TESTO PAGINA =>
Due parole sui singoli, partendo dai “nuovi” innesti: prestazione eccellente per entrambi; ci sarà sempre chi “rimpiangerà” i membri originali e tuttavia Singer (potente, fantasioso e sorprendentemente “imperturbabile”) e Thayer (impeccabile sia in fase ritmica sia in quella solistica, oltre che piuttosto abile nell’impersonare adeguatamente la parte del “Uomo dello Spazio”), appaiono due musicisti assai preparati nonché dotati nella necessaria personalità per sostenere un compito così oneroso.
Che dire, poi, di Stanley e Simmons? Carisma allo stato puro e anche se il primo evidenzia qualche tentennamento nella laringe (a dire la verità, più nei “vocalizzi” che non nelle canzoni vere e proprie, dove appare sempre adeguatamente stentorea ed espressiva) e il secondo a volte dà l’impressione di essere poco “coinvolto”, loro sono senza dubbio un “pezzo” fondamentale della leggenda del rock, maestri di una lezione che tocca arte, attitudine (Paul in versione “papà” non manca altresì di consigliare ai presenti di “… do not drink and drive”, mentre presenta “Cold Gin”) e perché no, pure “marketing”, esemplare per le nuove generazioni.

DESCRIZIONE ATTIVITÀ =>
Prosegui la recensione del concerto riportata qui sopra, riprendendo subito dopo la sua ultima frase.

RIGHE =>
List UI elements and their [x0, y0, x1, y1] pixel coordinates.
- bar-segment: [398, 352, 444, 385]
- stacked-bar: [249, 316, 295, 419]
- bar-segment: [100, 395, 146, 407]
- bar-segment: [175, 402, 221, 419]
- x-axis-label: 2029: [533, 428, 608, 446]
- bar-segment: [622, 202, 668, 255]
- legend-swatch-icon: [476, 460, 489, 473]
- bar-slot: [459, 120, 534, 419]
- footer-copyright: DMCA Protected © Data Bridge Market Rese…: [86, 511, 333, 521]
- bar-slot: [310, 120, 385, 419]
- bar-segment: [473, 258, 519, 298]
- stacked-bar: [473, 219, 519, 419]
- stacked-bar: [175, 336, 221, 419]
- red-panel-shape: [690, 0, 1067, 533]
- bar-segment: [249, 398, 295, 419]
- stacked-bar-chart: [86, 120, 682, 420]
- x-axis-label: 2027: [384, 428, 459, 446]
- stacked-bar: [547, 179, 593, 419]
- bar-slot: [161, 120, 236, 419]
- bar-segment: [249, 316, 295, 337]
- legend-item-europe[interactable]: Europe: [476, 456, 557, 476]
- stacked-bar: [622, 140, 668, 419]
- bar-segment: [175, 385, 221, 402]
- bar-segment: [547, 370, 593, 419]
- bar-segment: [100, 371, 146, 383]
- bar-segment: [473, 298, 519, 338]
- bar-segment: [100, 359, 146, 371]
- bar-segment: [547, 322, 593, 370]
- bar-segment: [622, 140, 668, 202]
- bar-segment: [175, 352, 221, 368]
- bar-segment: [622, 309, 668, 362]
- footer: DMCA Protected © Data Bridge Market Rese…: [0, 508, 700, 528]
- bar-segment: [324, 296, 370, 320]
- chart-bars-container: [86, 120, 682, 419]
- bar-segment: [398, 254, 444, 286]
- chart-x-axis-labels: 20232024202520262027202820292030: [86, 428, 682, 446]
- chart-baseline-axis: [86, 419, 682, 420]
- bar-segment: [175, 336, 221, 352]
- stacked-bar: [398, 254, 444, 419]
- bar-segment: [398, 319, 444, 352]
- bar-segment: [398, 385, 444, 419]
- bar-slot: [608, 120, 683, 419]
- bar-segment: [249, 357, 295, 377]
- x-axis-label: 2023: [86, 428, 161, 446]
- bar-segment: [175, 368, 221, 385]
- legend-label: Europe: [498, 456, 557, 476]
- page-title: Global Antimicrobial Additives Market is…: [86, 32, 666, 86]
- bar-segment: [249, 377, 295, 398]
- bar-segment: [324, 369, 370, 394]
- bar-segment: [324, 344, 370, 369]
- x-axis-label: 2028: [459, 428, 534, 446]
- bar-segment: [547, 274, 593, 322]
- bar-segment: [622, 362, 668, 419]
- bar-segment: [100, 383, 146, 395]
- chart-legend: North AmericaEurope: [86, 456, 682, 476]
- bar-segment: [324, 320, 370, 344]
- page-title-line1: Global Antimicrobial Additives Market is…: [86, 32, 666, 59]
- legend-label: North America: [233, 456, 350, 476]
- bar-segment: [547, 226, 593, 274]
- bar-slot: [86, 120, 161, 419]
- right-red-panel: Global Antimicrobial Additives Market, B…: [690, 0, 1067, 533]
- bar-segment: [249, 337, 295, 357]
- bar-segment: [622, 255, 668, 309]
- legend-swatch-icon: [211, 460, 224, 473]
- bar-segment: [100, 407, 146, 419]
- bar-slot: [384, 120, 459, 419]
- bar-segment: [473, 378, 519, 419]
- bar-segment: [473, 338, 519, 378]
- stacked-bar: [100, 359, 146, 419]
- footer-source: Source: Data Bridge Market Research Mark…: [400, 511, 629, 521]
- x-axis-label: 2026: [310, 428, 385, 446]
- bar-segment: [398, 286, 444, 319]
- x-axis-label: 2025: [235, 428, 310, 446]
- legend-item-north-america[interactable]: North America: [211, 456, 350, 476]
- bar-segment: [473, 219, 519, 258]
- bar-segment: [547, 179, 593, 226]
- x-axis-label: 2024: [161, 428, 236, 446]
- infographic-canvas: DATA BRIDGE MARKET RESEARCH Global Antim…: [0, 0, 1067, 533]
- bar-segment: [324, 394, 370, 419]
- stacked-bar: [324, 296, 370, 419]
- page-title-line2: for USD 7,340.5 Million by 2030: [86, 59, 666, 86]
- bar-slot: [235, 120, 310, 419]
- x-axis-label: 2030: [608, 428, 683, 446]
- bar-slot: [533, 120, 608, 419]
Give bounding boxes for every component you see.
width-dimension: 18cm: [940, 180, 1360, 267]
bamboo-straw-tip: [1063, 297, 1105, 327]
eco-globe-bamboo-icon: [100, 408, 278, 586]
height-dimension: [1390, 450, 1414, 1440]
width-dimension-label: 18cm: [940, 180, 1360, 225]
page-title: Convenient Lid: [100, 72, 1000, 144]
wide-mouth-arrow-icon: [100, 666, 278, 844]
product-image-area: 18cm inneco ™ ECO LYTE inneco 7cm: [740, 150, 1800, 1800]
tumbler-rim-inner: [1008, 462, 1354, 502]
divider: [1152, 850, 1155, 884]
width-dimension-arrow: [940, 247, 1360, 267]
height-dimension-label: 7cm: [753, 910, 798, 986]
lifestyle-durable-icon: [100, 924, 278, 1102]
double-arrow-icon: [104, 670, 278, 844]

RISULTATO FINALE =>
Ultime notazioni per il suono, nitido, potente ed equilibrato e per la regia video che guida le immagini trasmesse nei quattro maxi-schermi presenti, sempre puntuale e precisa a catturare il meglio “dell’azione”.
Un concertone, insomma, e tornando all’introduzione, c’è un’altra cosa “difficile da credere” … che dopo una serata del genere, fisicamente ed emotivamente “impegnativa”, e dopo aver lottato con gli “imperituri” cantieri della Torino-Milano sulla strada del ritorno, io e l’amico Rapetti (ho cercato invano di convincerlo a cantare il ritornello di “I Was Made For Lovin’ You”, ma il suo cuore di irriducibile “metal head”, nonostante tutto, ha avuto la meglio … peccato :-) ) si possa essere “lucidi” sul posto di lavoro l’indomani mattina.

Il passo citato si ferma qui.